* _TO DO_
Copy the kitchen gadgets post from "Last week, I" to "in the wash.", replacing "bone broth" with "chicken stock".

* _PAGE EXTRACT_
Last week, I told you about my love affair with kitchen gadgets and appliances (I do LOVE them), and I shared with you a list of silly things I bought for my kitchen that I ended up selling or rehoming because they were so useless to me. And you asked, what are the gadgets I have in my kitchen that I use and love.
Beyond good knives, quality stainless steel and enameled cast iron cookware, here are some of the items that get the most use in my kitchen and why. Some might ring true for you, and others not so much.
Electric Pressure Cooker
We have used our Instant Pot almost daily since we bought it three years ago. I use it to make bone broth, soups and stews, pot roasts and to cook beans and lentils until they yield to a beautiful tenderness. Because it gets so much use, we bought an additional insert to have on hand when the other is in the wash.
If you're an Instant Pot fan, a great book to keep on hand is The Art of Great Cooking in the Instant Pot.
VitaClay Slow Cooker
Unlike other slow cookers, the VitaClay combines traditional clay pot cooking with the modern convenience of electric slow cookers. It's programmable and it sits on your countertop.

* _INPUT DATA_
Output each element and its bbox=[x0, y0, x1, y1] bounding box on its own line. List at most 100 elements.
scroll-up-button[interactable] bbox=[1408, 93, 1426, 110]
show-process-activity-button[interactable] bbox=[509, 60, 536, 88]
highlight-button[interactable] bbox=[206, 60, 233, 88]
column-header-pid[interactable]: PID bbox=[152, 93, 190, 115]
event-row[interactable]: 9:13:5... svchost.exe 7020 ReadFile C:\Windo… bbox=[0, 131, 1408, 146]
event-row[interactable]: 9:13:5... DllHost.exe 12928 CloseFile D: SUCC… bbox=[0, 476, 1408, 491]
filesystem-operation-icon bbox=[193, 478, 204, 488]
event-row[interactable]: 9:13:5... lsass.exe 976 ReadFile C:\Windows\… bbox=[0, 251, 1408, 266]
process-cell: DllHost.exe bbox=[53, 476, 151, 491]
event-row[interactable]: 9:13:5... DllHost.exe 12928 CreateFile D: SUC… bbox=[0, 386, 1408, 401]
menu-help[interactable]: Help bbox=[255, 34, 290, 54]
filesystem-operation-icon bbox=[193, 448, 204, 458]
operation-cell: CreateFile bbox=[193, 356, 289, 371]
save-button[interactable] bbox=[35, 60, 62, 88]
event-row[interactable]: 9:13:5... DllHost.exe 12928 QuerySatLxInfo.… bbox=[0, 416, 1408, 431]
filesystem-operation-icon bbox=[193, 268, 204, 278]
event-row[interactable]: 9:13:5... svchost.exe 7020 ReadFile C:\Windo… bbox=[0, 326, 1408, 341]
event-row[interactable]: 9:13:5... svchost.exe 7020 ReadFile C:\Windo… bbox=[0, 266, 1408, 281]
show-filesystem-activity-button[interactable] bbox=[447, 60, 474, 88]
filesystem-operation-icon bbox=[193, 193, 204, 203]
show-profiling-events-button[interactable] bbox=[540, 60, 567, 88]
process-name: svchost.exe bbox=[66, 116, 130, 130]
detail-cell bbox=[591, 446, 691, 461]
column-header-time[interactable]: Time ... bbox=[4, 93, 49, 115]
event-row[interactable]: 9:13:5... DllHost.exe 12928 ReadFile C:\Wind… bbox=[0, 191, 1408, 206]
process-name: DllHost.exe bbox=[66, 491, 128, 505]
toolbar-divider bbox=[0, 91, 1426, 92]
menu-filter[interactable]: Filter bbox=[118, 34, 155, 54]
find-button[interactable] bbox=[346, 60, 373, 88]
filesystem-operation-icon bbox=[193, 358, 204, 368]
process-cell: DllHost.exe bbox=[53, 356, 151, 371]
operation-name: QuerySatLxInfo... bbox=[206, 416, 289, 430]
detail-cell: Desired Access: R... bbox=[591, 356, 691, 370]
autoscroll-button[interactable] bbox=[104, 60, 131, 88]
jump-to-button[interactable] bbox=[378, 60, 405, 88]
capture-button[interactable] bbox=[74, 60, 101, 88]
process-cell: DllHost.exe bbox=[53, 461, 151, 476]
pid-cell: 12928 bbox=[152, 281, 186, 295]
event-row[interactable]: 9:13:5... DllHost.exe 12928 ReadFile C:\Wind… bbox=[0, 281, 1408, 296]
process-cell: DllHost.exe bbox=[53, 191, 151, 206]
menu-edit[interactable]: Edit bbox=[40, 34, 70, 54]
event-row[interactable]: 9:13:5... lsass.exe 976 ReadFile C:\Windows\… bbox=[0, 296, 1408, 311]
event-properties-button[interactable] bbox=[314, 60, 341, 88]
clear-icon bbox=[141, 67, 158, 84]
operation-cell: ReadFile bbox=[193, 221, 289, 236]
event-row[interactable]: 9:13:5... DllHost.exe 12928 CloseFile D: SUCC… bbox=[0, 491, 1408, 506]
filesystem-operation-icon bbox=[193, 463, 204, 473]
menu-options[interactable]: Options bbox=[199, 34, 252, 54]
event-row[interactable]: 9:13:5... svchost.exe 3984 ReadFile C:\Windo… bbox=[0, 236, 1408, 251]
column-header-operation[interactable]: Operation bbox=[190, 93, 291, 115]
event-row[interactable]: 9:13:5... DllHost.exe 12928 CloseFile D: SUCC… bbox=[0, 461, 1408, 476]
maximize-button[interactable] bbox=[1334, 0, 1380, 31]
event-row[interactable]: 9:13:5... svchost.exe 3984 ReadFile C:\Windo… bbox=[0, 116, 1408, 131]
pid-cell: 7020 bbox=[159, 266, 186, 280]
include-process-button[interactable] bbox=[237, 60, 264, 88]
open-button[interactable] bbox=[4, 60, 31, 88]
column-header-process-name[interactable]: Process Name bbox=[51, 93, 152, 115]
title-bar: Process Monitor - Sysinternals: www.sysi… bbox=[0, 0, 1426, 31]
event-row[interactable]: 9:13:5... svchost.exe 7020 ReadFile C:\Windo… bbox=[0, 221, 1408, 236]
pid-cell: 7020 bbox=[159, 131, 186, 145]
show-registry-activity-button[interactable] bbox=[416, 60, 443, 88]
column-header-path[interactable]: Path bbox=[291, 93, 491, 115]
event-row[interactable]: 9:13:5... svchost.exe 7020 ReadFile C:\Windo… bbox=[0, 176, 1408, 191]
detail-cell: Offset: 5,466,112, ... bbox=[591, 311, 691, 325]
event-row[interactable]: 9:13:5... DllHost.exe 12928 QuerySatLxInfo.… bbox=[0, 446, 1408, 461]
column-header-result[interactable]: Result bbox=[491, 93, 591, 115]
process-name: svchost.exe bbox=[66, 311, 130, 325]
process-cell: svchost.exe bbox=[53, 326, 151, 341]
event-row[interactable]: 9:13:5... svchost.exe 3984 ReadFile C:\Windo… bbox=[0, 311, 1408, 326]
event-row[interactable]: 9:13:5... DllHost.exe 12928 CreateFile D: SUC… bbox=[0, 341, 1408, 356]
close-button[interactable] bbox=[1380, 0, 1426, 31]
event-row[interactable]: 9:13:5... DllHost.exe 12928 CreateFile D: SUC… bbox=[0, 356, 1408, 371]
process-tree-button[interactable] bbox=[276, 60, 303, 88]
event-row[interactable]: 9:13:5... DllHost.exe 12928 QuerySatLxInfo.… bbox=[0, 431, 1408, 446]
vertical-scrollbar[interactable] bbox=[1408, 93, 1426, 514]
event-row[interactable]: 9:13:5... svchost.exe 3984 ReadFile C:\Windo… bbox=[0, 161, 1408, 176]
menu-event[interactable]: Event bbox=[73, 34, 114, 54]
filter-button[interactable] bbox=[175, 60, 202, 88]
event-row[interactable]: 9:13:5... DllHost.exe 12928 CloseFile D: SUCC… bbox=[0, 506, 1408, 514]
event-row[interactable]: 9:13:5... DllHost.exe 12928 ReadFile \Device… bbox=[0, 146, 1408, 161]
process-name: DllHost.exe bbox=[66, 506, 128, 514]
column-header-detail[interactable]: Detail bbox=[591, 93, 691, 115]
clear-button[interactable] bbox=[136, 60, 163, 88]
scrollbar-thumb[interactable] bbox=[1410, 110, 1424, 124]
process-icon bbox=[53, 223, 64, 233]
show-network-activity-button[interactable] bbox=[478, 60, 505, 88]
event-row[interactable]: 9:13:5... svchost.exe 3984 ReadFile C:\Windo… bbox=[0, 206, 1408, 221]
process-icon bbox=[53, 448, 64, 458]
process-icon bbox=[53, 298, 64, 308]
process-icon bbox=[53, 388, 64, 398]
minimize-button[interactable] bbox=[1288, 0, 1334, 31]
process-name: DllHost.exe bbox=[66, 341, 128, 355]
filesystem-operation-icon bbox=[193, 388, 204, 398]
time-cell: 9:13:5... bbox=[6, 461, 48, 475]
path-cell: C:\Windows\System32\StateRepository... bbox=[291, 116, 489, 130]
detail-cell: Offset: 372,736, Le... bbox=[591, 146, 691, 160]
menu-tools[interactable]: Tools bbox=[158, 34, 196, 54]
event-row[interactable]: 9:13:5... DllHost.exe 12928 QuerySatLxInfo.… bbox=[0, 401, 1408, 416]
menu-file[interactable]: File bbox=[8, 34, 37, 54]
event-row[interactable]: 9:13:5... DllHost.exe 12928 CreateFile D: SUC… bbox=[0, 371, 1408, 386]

* _SOLUTION TO THIS TASK_
Last week, I told you about my love affair with kitchen gadgets and appliances (I do LOVE them), and I shared with you a list of silly things I bought for my kitchen that I ended up selling or rehoming because they were so useless to me. And you asked, what are the gadgets I have in my kitchen that I use and love.
Beyond good knives, quality stainless steel and enameled cast iron cookware, here are some of the items that get the most use in my kitchen and why. Some might ring true for you, and others not so much.
Electric Pressure Cooker
We have used our Instant Pot almost daily since we bought it three years ago. I use it to make chicken stock, soups and stews, pot roasts and to cook beans and lentils until they yield to a beautiful tenderness. Because it gets so much use, we bought an additional insert to have on hand when the other is in the wash.